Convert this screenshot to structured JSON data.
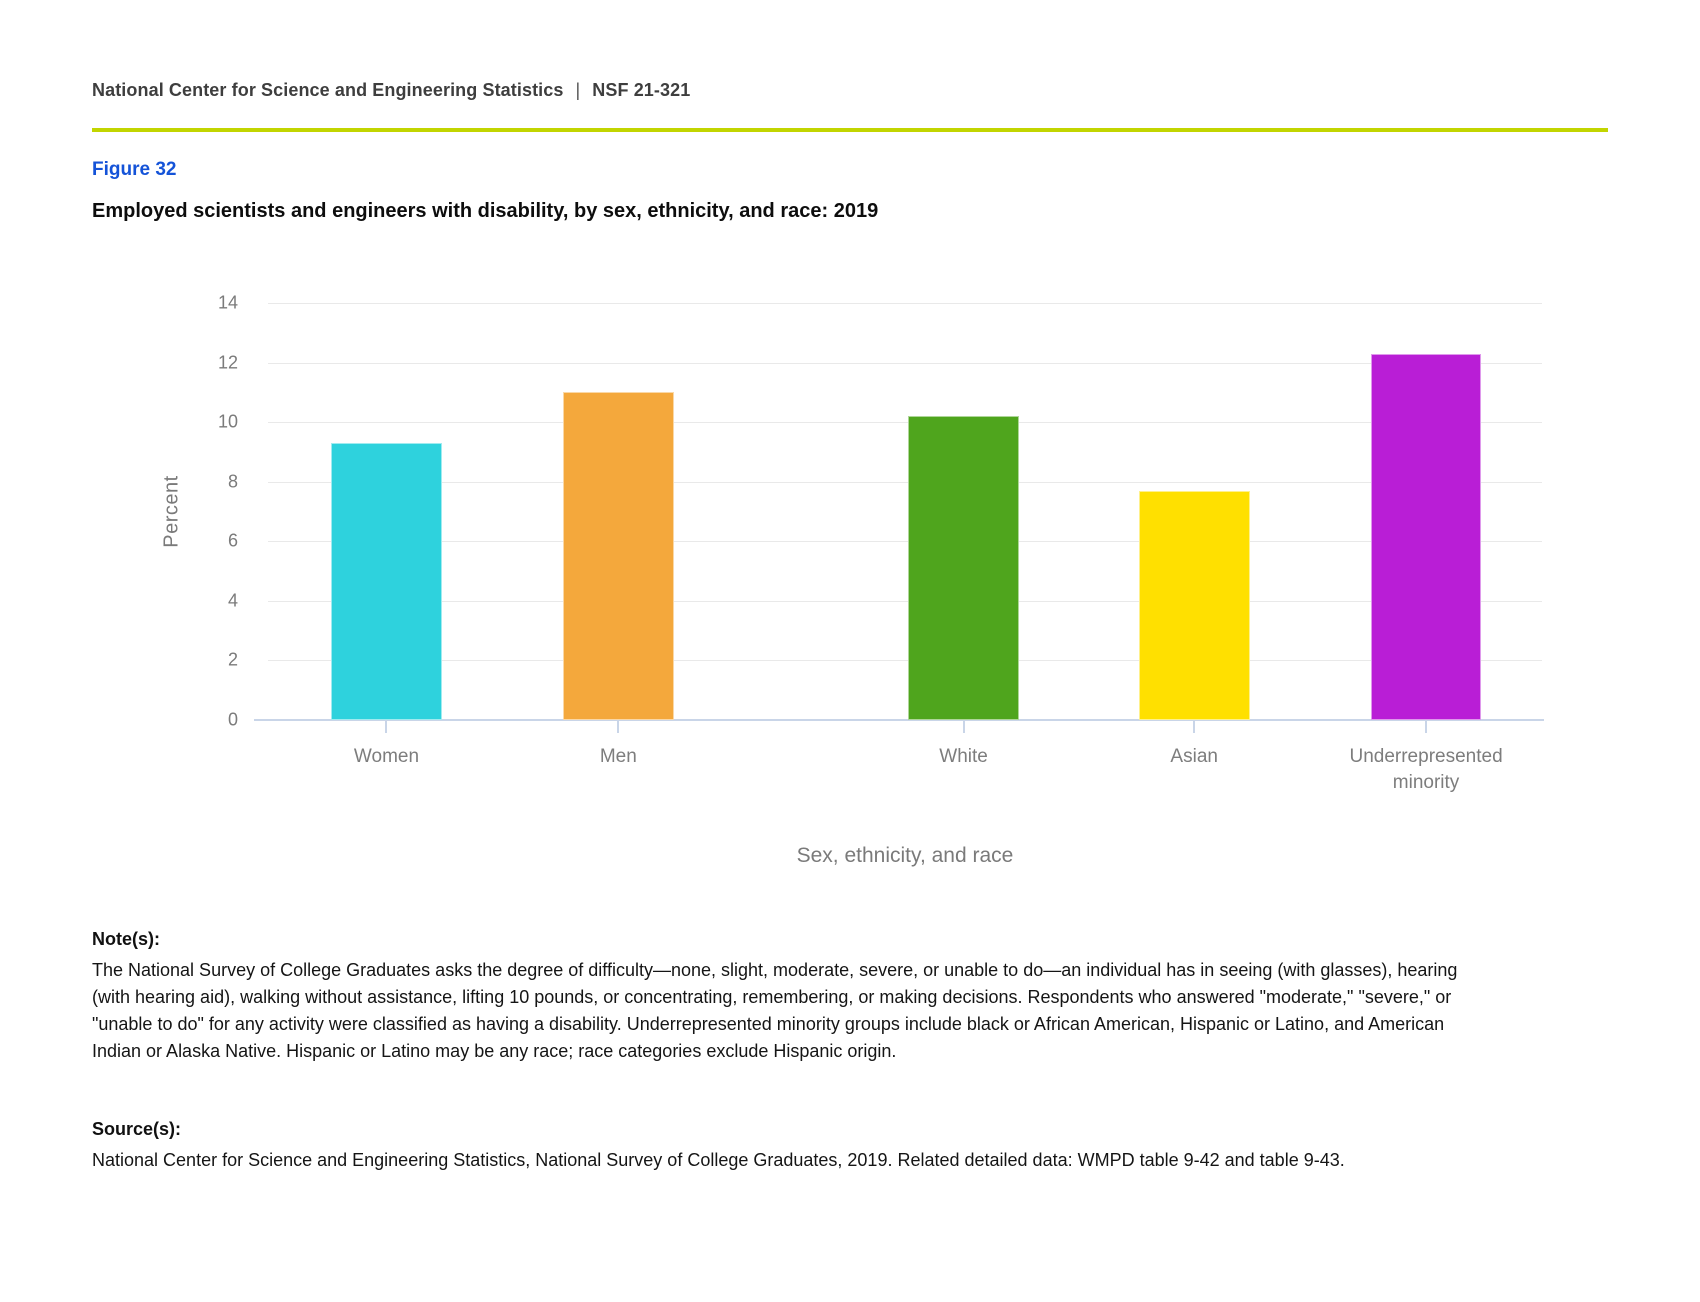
{
  "page": {
    "header": {
      "org": "National Center for Science and Engineering Statistics",
      "separator": "|",
      "report": "NSF 21-321"
    },
    "figure_label": "Figure 32",
    "title": "Employed scientists and engineers with disability, by sex, ethnicity, and race: 2019",
    "notes": {
      "label": "Note(s):",
      "text": "The National Survey of College Graduates asks the degree of difficulty—none, slight, moderate, severe, or unable to do—an individual has in seeing (with glasses), hearing (with hearing aid), walking without assistance, lifting 10 pounds, or concentrating, remembering, or making decisions. Respondents who answered \"moderate,\" \"severe,\" or \"unable to do\" for any activity were classified as having a disability. Underrepresented minority groups include black or African American, Hispanic or Latino, and American Indian or Alaska Native. Hispanic or Latino may be any race; race categories exclude Hispanic origin."
    },
    "sources": {
      "label": "Source(s):",
      "text": "National Center for Science and Engineering Statistics, National Survey of College Graduates, 2019. Related detailed data: WMPD table 9-42 and table 9-43."
    }
  },
  "colors": {
    "divider": "#c2d500",
    "figure_label_blue": "#1453d8",
    "gridline": "#e9e9e9",
    "axis_baseline": "#c9d5e8",
    "axis_text": "#7b7b7b"
  },
  "chart_data": {
    "type": "bar",
    "title": "Employed scientists and engineers with disability, by sex, ethnicity, and race: 2019",
    "categories": [
      "Women",
      "Men",
      "White",
      "Asian",
      "Underrepresented minority"
    ],
    "values": [
      9.3,
      11.0,
      10.2,
      7.7,
      12.3
    ],
    "bar_colors": [
      "#2ed2dd",
      "#f4a83c",
      "#4fa51d",
      "#ffe000",
      "#b91ed6"
    ],
    "xlabel": "Sex, ethnicity, and race",
    "ylabel": "Percent",
    "ylim": [
      0,
      14
    ],
    "yticks": [
      0,
      2,
      4,
      6,
      8,
      10,
      12,
      14
    ],
    "grid": true,
    "legend": false,
    "bar_center_pct": [
      9.3,
      27.5,
      54.6,
      72.7,
      90.9
    ],
    "bar_width_pct": 8.7
  }
}
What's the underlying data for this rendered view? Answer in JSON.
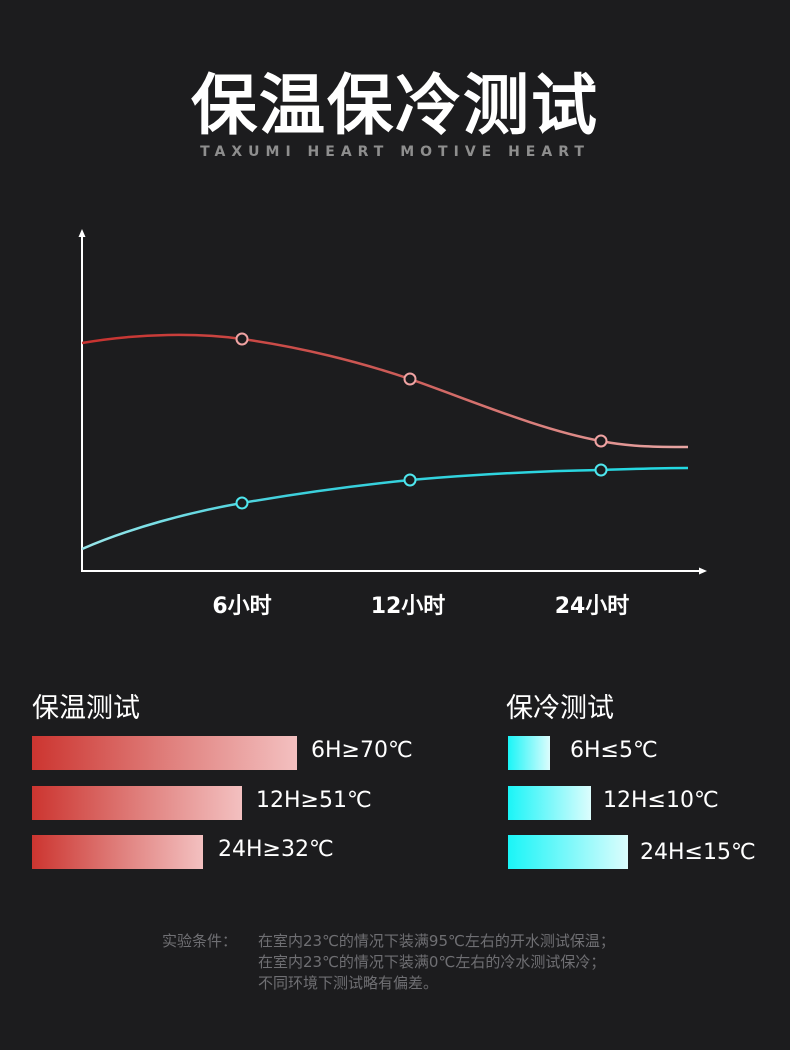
☆ ☆ ☆ ☆
THE REQUEST:
Gather each line from the listing above that holds "Science".

RESPONSE BELOW:
      "org": "National Center for Science and Engineering Statistics",
      "text": "National Center for Science and Engineering Statistics, National Survey of College Graduates, 2019. Related detailed data: WMPD table 9-42 and table 9-43."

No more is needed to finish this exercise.